■ **Given instruction**
Say how many lines of the material below contain the word "JSON", with no other words.

Figure collection entries
========================================

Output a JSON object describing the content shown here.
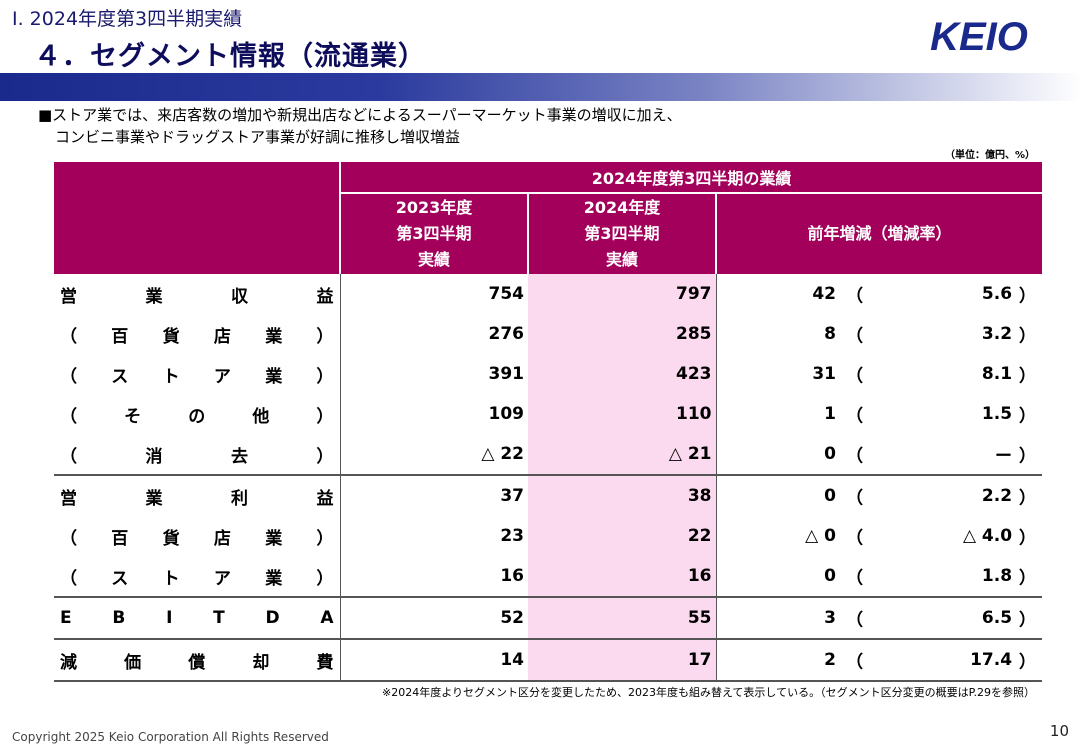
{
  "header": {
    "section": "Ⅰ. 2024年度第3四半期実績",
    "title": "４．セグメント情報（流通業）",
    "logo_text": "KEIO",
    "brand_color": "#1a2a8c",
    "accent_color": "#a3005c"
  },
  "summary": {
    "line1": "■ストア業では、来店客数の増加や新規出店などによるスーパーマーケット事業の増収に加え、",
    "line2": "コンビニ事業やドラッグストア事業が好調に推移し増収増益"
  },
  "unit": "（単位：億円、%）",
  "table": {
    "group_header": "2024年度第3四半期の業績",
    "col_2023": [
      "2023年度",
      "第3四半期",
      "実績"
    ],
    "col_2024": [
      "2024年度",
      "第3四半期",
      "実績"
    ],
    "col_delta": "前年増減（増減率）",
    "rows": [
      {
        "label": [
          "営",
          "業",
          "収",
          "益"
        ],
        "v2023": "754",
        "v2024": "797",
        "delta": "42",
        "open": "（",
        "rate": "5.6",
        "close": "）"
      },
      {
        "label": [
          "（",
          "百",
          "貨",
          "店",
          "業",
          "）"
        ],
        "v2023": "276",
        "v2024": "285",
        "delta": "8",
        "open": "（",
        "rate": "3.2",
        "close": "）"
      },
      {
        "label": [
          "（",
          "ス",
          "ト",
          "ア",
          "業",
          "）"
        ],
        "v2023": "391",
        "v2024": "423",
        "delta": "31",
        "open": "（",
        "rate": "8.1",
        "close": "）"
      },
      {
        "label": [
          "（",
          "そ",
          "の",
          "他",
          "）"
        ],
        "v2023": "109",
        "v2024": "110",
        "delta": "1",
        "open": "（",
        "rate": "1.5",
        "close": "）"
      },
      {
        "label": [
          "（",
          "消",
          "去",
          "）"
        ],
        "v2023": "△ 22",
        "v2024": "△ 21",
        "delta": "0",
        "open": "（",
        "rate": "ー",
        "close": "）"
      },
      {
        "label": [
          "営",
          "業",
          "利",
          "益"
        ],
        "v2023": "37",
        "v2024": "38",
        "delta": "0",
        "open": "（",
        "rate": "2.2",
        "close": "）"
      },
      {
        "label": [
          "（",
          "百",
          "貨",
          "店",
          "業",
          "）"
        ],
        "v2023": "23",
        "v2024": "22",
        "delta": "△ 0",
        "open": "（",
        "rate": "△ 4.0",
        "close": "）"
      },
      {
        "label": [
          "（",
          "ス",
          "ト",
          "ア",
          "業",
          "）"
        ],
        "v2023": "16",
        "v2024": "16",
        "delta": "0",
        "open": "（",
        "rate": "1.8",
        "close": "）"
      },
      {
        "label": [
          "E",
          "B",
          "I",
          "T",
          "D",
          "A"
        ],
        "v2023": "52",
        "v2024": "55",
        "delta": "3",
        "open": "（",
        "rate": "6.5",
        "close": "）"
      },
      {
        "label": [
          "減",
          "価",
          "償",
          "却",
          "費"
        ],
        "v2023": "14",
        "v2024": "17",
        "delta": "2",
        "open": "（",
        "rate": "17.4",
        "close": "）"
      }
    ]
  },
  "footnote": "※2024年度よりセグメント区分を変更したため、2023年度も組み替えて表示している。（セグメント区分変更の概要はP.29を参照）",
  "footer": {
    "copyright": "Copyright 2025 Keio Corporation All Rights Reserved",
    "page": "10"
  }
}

========================================

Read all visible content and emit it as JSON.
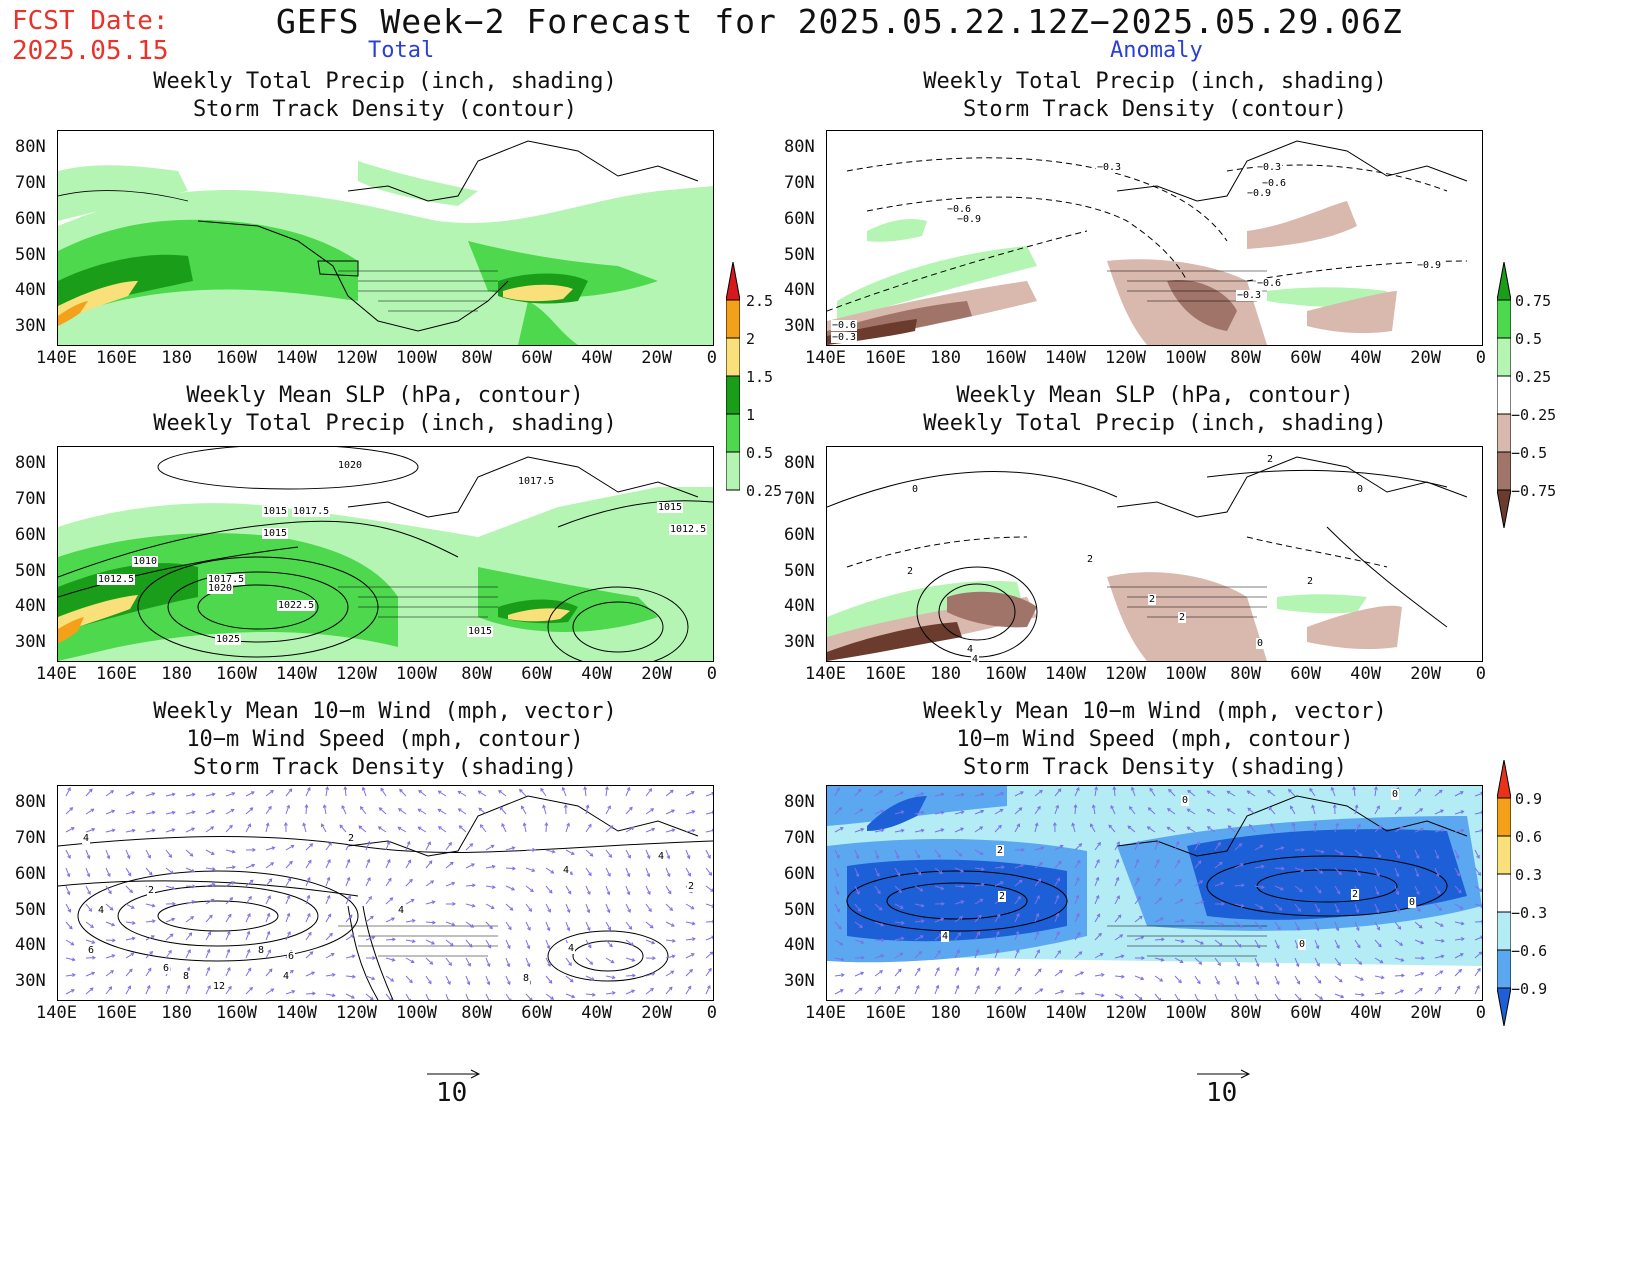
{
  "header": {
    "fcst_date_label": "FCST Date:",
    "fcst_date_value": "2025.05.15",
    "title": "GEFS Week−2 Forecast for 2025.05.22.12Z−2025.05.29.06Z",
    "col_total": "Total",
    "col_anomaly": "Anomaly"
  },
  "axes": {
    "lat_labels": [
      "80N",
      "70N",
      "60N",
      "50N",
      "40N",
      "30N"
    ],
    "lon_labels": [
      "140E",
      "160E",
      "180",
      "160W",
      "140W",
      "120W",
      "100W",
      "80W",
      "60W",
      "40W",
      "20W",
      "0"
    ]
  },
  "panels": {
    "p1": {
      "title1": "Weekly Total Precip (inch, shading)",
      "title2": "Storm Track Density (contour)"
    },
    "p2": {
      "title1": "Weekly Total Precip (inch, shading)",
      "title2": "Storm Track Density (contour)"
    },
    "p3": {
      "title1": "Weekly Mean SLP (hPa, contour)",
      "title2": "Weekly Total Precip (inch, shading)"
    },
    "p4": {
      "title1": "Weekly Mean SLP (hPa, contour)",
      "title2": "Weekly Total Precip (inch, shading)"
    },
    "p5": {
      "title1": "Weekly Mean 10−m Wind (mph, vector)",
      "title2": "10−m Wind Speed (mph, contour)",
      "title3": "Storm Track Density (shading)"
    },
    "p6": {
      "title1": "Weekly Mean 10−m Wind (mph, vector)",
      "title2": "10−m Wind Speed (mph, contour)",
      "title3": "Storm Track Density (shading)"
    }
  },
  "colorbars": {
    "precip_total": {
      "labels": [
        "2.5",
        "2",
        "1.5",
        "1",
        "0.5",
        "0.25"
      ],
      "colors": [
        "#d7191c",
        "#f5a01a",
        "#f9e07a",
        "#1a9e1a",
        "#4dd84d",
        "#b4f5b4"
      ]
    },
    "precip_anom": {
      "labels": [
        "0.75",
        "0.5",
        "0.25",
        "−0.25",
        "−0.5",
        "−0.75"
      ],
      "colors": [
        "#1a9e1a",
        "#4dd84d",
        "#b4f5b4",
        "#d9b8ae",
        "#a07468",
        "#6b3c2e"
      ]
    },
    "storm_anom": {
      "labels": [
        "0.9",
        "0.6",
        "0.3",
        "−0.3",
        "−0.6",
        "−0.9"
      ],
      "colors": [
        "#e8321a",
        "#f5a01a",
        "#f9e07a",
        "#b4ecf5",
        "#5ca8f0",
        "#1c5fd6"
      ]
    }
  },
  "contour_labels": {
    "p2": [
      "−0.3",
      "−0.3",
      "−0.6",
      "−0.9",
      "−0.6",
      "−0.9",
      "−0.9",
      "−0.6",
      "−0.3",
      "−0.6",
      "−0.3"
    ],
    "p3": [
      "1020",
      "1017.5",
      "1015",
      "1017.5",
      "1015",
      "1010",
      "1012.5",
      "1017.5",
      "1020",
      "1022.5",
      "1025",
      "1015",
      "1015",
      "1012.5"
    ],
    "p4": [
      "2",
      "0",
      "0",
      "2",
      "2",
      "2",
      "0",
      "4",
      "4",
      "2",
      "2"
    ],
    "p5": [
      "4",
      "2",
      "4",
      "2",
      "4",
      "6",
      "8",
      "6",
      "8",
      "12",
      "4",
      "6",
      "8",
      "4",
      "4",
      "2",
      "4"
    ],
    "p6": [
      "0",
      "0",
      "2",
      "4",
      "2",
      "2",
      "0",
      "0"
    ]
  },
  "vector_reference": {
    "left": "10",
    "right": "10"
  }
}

========================================

■ **Written response**
2